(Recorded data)
━━━

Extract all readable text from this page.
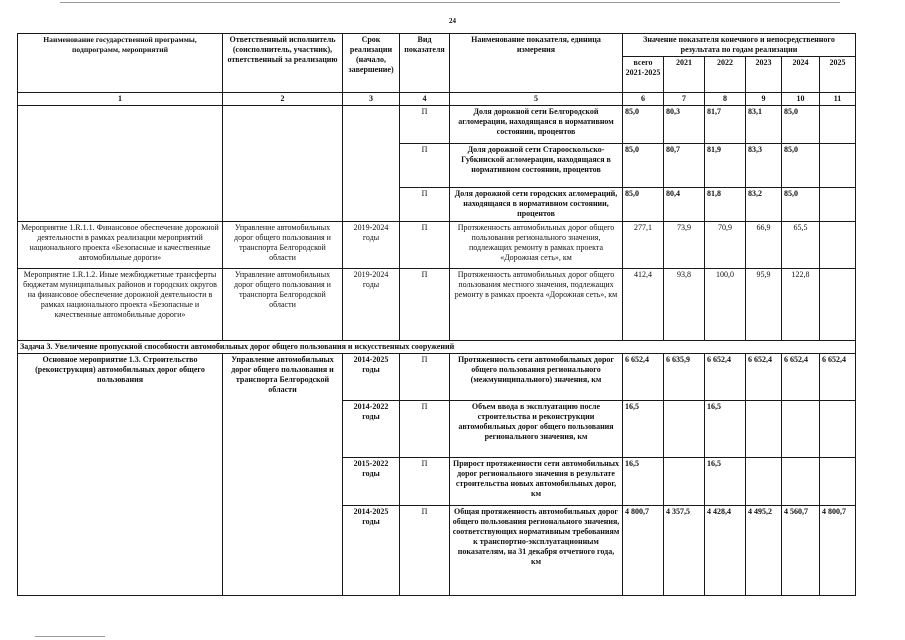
24
Наименование государственной программы, подпрограмм, мероприятий	Ответственный исполнитель (соисполнитель, участник), ответственный за реализацию	Срок реализации (начало, завершение)	Вид показателя	Наименование показателя, единица измерения	Значение показателя конечного и непосредственного результата по годам реализации					
					всего 2021-2025	2021	2022	2023	2024	2025
1	2	3	4	5	6	7	8	9	10	11
			П	Доля дорожной сети Белгородской агломерации, находящаяся в нормативном состоянии, процентов	85,0	80,3	81,7	83,1	85,0	
			П	Доля дорожной сети Старооскольско-Губкинской агломерации, находящаяся в нормативном состоянии, процентов	85,0	80,7	81,9	83,3	85,0	
			П	Доля дорожной сети городских агломераций, находящаяся в нормативном состоянии, процентов	85,0	80,4	81,8	83,2	85,0	
Мероприятие 1.R.1.1. Финансовое обеспечение дорожной деятельности в рамках реализации мероприятий национального проекта «Безопасные и качественные автомобильные дороги»	Управление автомобильных дорог общего пользования и транспорта Белгородской области	2019-2024 годы	П	Протяженность автомобильных дорог общего пользования регионального значения, подлежащих ремонту в рамках проекта «Дорожная сеть», км	277,1	73,9	70,9	66,9	65,5	
Мероприятие 1.R.1.2. Иные межбюджетные трансферты бюджетам муниципальных районов и городских округов на финансовое обеспечение дорожной деятельности в рамках национального проекта «Безопасные и качественные автомобильные дороги»	Управление автомобильных дорог общего пользования и транспорта Белгородской области	2019-2024 годы	П	Протяженность автомобильных дорог общего пользования местного значения, подлежащих ремонту в рамках проекта «Дорожная сеть», км	412,4	93,8	100,0	95,9	122,8	
Задача 3. Увеличение пропускной способности автомобильных дорог общего пользования и искусственных сооружений										
Основное мероприятие 1.3. Строительство (реконструкция) автомобильных дорог общего пользования	Управление автомобильных дорог общего пользования и транспорта Белгородской области	2014-2025 годы	П	Протяженность сети автомобильных дорог общего пользования регионального (межмуниципального) значения, км	6 652,4	6 635,9	6 652,4	6 652,4	6 652,4	6 652,4
		2014-2022 годы	П	Объем ввода в эксплуатацию после строительства и реконструкции автомобильных дорог общего пользования регионального значения, км	16,5		16,5			
		2015-2022 годы	П	Прирост протяженности сети автомобильных дорог регионального значения в результате строительства новых автомобильных дорог, км	16,5		16,5			
		2014-2025 годы	П	Общая протяженность автомобильных дорог общего пользования регионального значения, соответствующих нормативным требованиям к транспортно-эксплуатационным показателям, на 31 декабря отчетного года, км	4 800,7	4 357,5	4 428,4	4 495,2	4 560,7	4 800,7
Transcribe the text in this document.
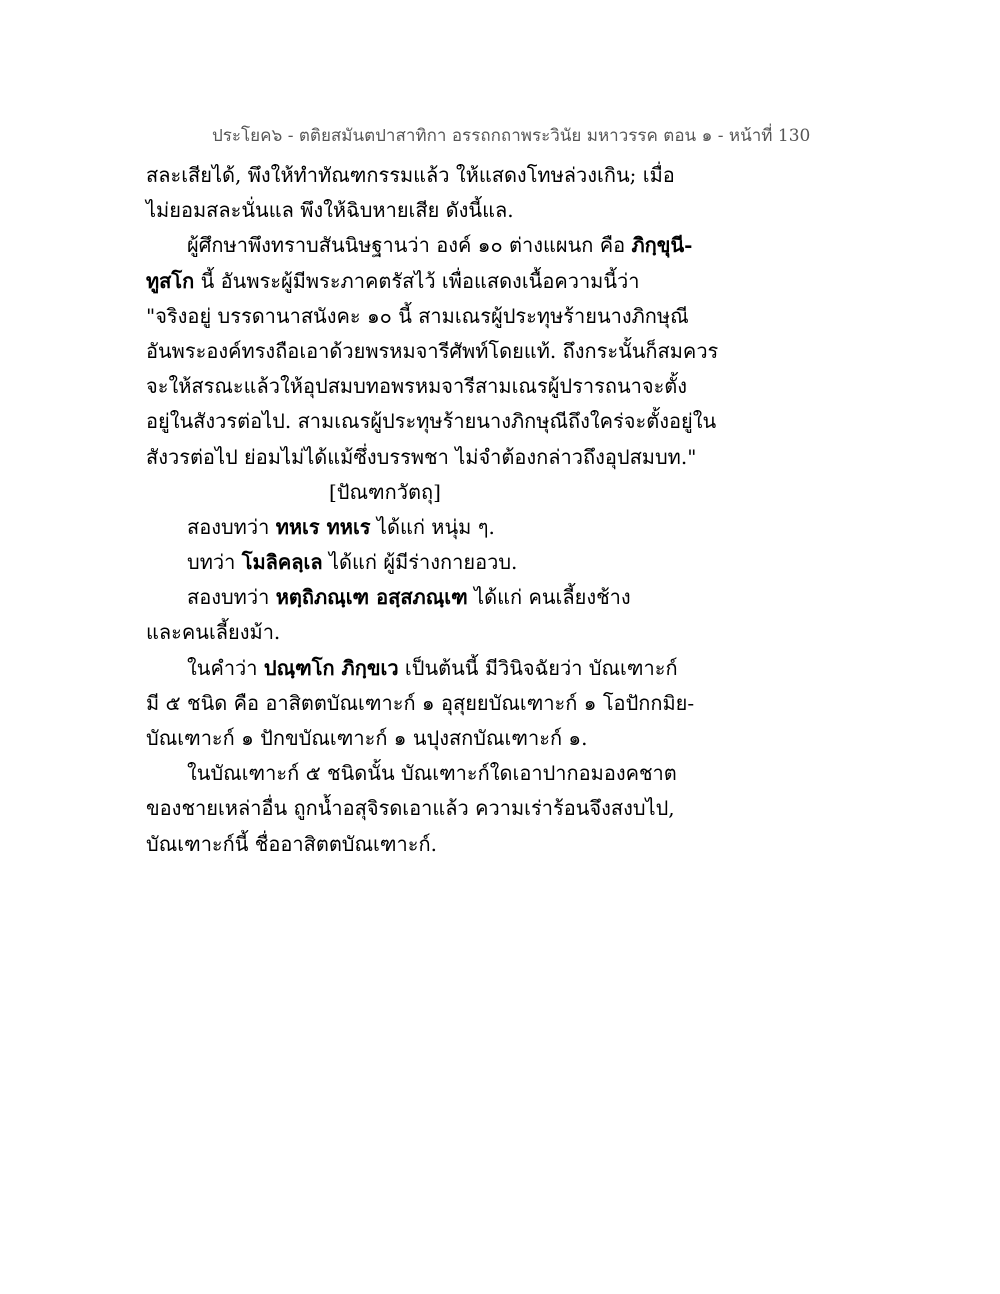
ประโยค๖ - ตติยสมันตปาสาทิกา อรรถกถาพระวินัย มหาวรรค ตอน ๑ - หน้าที่ 130
สละเสียได้, พึงให้ทำทัณฑกรรมแล้ว ให้แสดงโทษล่วงเกิน; เมื่อ
ไม่ยอมสละนั่นแล พึงให้ฉิบหายเสีย ดังนี้แล.
ผู้ศึกษาพึงทราบสันนิษฐานว่า องค์ ๑๐ ต่างแผนก คือ ภิกฺขุนี-
ทูสโก นี้ อันพระผู้มีพระภาคตรัสไว้ เพื่อแสดงเนื้อความนี้ว่า
"จริงอยู่ บรรดานาสนังคะ ๑๐ นี้ สามเณรผู้ประทุษร้ายนางภิกษุณี
อันพระองค์ทรงถือเอาด้วยพรหมจารีศัพท์โดยแท้. ถึงกระนั้นก็สมควร
จะให้สรณะแล้วให้อุปสมบทอพรหมจารีสามเณรผู้ปรารถนาจะตั้ง
อยู่ในสังวรต่อไป. สามเณรผู้ประทุษร้ายนางภิกษุณีถึงใคร่จะตั้งอยู่ใน
สังวรต่อไป ย่อมไม่ได้แม้ซึ่งบรรพชา ไม่จำต้องกล่าวถึงอุปสมบท."
[ปัณฑกวัตถุ]
สองบทว่า ทหเร ทหเร ได้แก่ หนุ่ม ๆ.
บทว่า โมลิคลฺเล ได้แก่ ผู้มีร่างกายอวบ.
สองบทว่า หตฺถิภณฺเฑ อสฺสภณฺเฑ ได้แก่ คนเลี้ยงช้าง
และคนเลี้ยงม้า.
ในคำว่า ปณฺฑโก ภิกฺขเว เป็นต้นนี้ มีวินิจฉัยว่า บัณเฑาะก์
มี ๕ ชนิด คือ อาสิตตบัณเฑาะก์ ๑ อุสุยยบัณเฑาะก์ ๑ โอปักกมิย-
บัณเฑาะก์ ๑ ปักขบัณเฑาะก์ ๑ นปุงสกบัณเฑาะก์ ๑.
ในบัณเฑาะก์ ๕ ชนิดนั้น บัณเฑาะก์ใดเอาปากอมองคชาต
ของชายเหล่าอื่น ถูกน้ำอสุจิรดเอาแล้ว ความเร่าร้อนจึงสงบไป,
บัณเฑาะก์นี้ ชื่ออาสิตตบัณเฑาะก์.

━━━

▶ GIVEN TASK:
The records above must be printed exactly; the pictures stay out.

▶ FINAL ANSWER:
Extract all readable text from this page.
24
Наименование государственной программы, подпрограмм, мероприятий	Ответственный исполнитель (соисполнитель, участник), ответственный за реализацию	Срок реализации (начало, завершение)	Вид показателя	Наименование показателя, единица измерения	Значение показателя конечного и непосредственного результата по годам реализации					
					всего 2021-2025	2021	2022	2023	2024	2025
1	2	3	4	5	6	7	8	9	10	11
			П	Доля дорожной сети Белгородской агломерации, находящаяся в нормативном состоянии, процентов	85,0	80,3	81,7	83,1	85,0	
			П	Доля дорожной сети Старооскольско-Губкинской агломерации, находящаяся в нормативном состоянии, процентов	85,0	80,7	81,9	83,3	85,0	
			П	Доля дорожной сети городских агломераций, находящаяся в нормативном состоянии, процентов	85,0	80,4	81,8	83,2	85,0	
Мероприятие 1.R.1.1. Финансовое обеспечение дорожной деятельности в рамках реализации мероприятий национального проекта «Безопасные и качественные автомобильные дороги»	Управление автомобильных дорог общего пользования и транспорта Белгородской области	2019-2024 годы	П	Протяженность автомобильных дорог общего пользования регионального значения, подлежащих ремонту в рамках проекта «Дорожная сеть», км	277,1	73,9	70,9	66,9	65,5	
Мероприятие 1.R.1.2. Иные межбюджетные трансферты бюджетам муниципальных районов и городских округов на финансовое обеспечение дорожной деятельности в рамках национального проекта «Безопасные и качественные автомобильные дороги»	Управление автомобильных дорог общего пользования и транспорта Белгородской области	2019-2024 годы	П	Протяженность автомобильных дорог общего пользования местного значения, подлежащих ремонту в рамках проекта «Дорожная сеть», км	412,4	93,8	100,0	95,9	122,8	
Задача 3. Увеличение пропускной способности автомобильных дорог общего пользования и искусственных сооружений										
Основное мероприятие 1.3. Строительство (реконструкция) автомобильных дорог общего пользования	Управление автомобильных дорог общего пользования и транспорта Белгородской области	2014-2025 годы	П	Протяженность сети автомобильных дорог общего пользования регионального (межмуниципального) значения, км	6 652,4	6 635,9	6 652,4	6 652,4	6 652,4	6 652,4
		2014-2022 годы	П	Объем ввода в эксплуатацию после строительства и реконструкции автомобильных дорог общего пользования регионального значения, км	16,5		16,5			
		2015-2022 годы	П	Прирост протяженности сети автомобильных дорог регионального значения в результате строительства новых автомобильных дорог, км	16,5		16,5			
		2014-2025 годы	П	Общая протяженность автомобильных дорог общего пользования регионального значения, соответствующих нормативным требованиям к транспортно-эксплуатационным показателям, на 31 декабря отчетного года, км	4 800,7	4 357,5	4 428,4	4 495,2	4 560,7	4 800,7
Transcribe the text in this document.
ประโยค๖ - ตติยสมันตปาสาทิกา อรรถกถาพระวินัย มหาวรรค ตอน ๑ - หน้าที่ 130
สละเสียได้, พึงให้ทำทัณฑกรรมแล้ว ให้แสดงโทษล่วงเกิน; เมื่อ
ไม่ยอมสละนั่นแล พึงให้ฉิบหายเสีย ดังนี้แล.
ผู้ศึกษาพึงทราบสันนิษฐานว่า องค์ ๑๐ ต่างแผนก คือ ภิกฺขุนี-
ทูสโก นี้ อันพระผู้มีพระภาคตรัสไว้ เพื่อแสดงเนื้อความนี้ว่า
"จริงอยู่ บรรดานาสนังคะ ๑๐ นี้ สามเณรผู้ประทุษร้ายนางภิกษุณี
อันพระองค์ทรงถือเอาด้วยพรหมจารีศัพท์โดยแท้. ถึงกระนั้นก็สมควร
จะให้สรณะแล้วให้อุปสมบทอพรหมจารีสามเณรผู้ปรารถนาจะตั้ง
อยู่ในสังวรต่อไป. สามเณรผู้ประทุษร้ายนางภิกษุณีถึงใคร่จะตั้งอยู่ใน
สังวรต่อไป ย่อมไม่ได้แม้ซึ่งบรรพชา ไม่จำต้องกล่าวถึงอุปสมบท."
[ปัณฑกวัตถุ]
สองบทว่า ทหเร ทหเร ได้แก่ หนุ่ม ๆ.
บทว่า โมลิคลฺเล ได้แก่ ผู้มีร่างกายอวบ.
สองบทว่า หตฺถิภณฺเฑ อสฺสภณฺเฑ ได้แก่ คนเลี้ยงช้าง
และคนเลี้ยงม้า.
ในคำว่า ปณฺฑโก ภิกฺขเว เป็นต้นนี้ มีวินิจฉัยว่า บัณเฑาะก์
มี ๕ ชนิด คือ อาสิตตบัณเฑาะก์ ๑ อุสุยยบัณเฑาะก์ ๑ โอปักกมิย-
บัณเฑาะก์ ๑ ปักขบัณเฑาะก์ ๑ นปุงสกบัณเฑาะก์ ๑.
ในบัณเฑาะก์ ๕ ชนิดนั้น บัณเฑาะก์ใดเอาปากอมองคชาต
ของชายเหล่าอื่น ถูกน้ำอสุจิรดเอาแล้ว ความเร่าร้อนจึงสงบไป,
บัณเฑาะก์นี้ ชื่ออาสิตตบัณเฑาะก์.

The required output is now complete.